*The request*: Search the listing for the string "files" and copy every line that contains it.

── Entries

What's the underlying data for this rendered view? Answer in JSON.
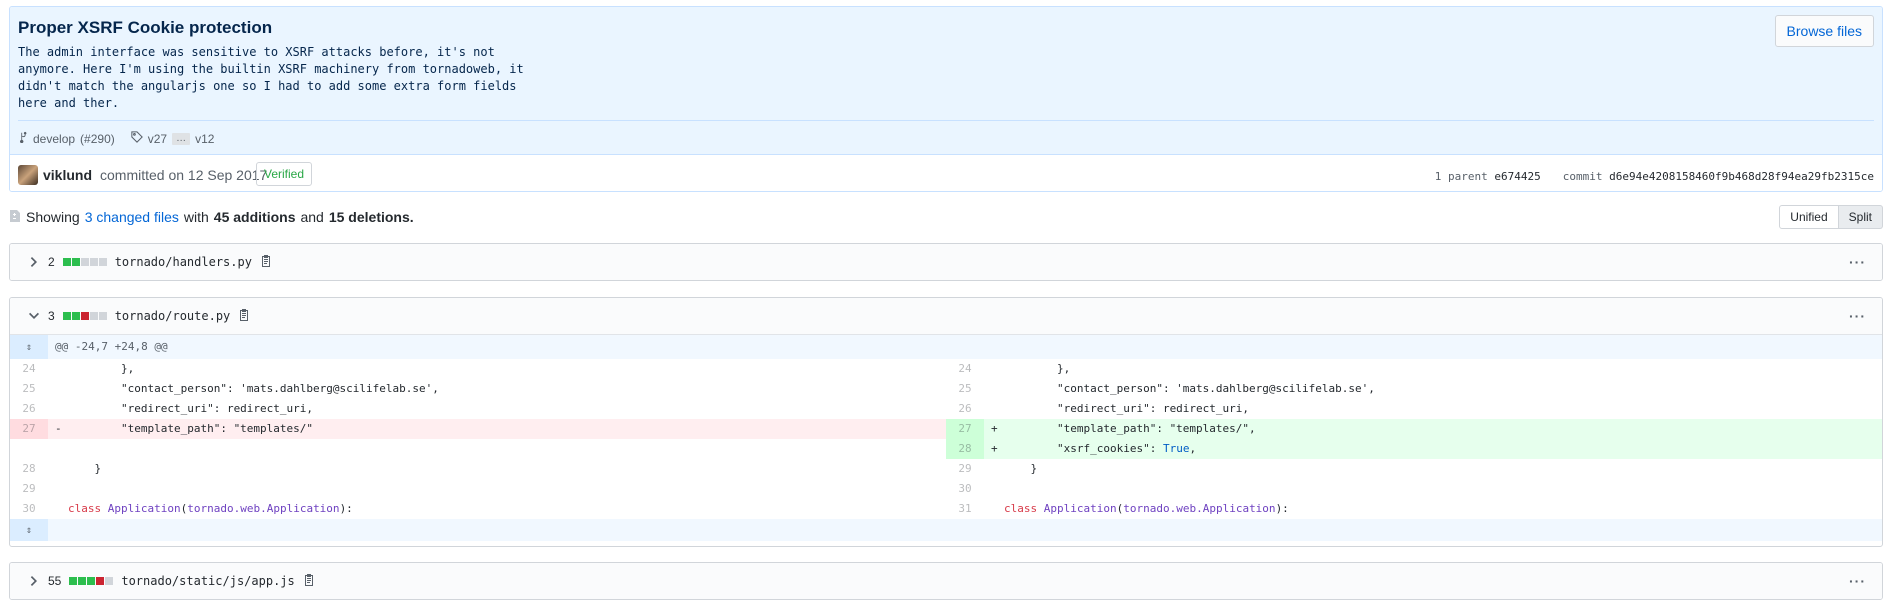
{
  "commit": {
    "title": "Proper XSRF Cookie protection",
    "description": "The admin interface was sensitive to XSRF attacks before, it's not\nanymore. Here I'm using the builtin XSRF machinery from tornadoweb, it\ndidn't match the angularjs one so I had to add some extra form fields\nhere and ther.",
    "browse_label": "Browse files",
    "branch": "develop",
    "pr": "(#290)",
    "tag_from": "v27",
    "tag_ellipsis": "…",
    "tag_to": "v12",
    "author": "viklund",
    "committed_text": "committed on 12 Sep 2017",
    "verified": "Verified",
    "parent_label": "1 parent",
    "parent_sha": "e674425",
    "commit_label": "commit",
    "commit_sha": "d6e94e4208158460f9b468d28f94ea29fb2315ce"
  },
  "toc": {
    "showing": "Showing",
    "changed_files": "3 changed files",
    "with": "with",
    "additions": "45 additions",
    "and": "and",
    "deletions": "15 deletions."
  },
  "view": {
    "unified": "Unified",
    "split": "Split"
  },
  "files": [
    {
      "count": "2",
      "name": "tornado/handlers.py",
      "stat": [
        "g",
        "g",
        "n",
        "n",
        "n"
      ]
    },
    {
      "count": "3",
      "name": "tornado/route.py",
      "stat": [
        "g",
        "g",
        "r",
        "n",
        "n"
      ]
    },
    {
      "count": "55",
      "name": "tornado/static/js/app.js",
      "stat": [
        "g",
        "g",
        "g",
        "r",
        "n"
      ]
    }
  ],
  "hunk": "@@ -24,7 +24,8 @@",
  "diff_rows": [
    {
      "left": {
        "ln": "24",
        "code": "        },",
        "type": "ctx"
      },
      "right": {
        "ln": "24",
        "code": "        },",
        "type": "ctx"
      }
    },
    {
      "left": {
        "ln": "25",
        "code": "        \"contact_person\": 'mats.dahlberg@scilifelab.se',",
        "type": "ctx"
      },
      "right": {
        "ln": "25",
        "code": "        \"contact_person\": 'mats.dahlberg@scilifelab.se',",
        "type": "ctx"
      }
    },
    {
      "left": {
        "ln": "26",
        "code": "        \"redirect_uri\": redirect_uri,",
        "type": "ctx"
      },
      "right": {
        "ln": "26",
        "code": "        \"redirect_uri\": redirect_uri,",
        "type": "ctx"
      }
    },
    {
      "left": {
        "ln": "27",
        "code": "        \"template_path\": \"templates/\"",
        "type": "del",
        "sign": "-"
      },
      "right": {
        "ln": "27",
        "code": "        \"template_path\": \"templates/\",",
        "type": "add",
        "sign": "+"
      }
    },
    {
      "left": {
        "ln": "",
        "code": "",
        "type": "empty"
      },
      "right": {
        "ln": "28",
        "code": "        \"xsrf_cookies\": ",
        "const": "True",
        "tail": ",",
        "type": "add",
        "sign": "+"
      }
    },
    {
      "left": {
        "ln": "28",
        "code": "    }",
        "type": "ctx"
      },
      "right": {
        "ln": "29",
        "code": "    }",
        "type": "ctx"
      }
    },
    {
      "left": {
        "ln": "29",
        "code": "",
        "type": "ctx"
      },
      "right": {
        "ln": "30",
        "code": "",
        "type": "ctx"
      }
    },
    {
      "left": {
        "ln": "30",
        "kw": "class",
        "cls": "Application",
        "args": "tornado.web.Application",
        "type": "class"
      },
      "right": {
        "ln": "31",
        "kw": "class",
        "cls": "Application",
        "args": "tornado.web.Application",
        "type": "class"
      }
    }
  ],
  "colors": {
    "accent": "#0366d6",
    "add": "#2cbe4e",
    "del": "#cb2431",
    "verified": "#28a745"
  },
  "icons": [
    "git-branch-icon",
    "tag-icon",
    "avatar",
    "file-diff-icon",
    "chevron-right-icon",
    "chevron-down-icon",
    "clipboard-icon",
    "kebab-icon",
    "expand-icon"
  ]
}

────

*Full answer*:
    "browse_label": "Browse files",
    "changed_files": "3 changed files",
  "files": [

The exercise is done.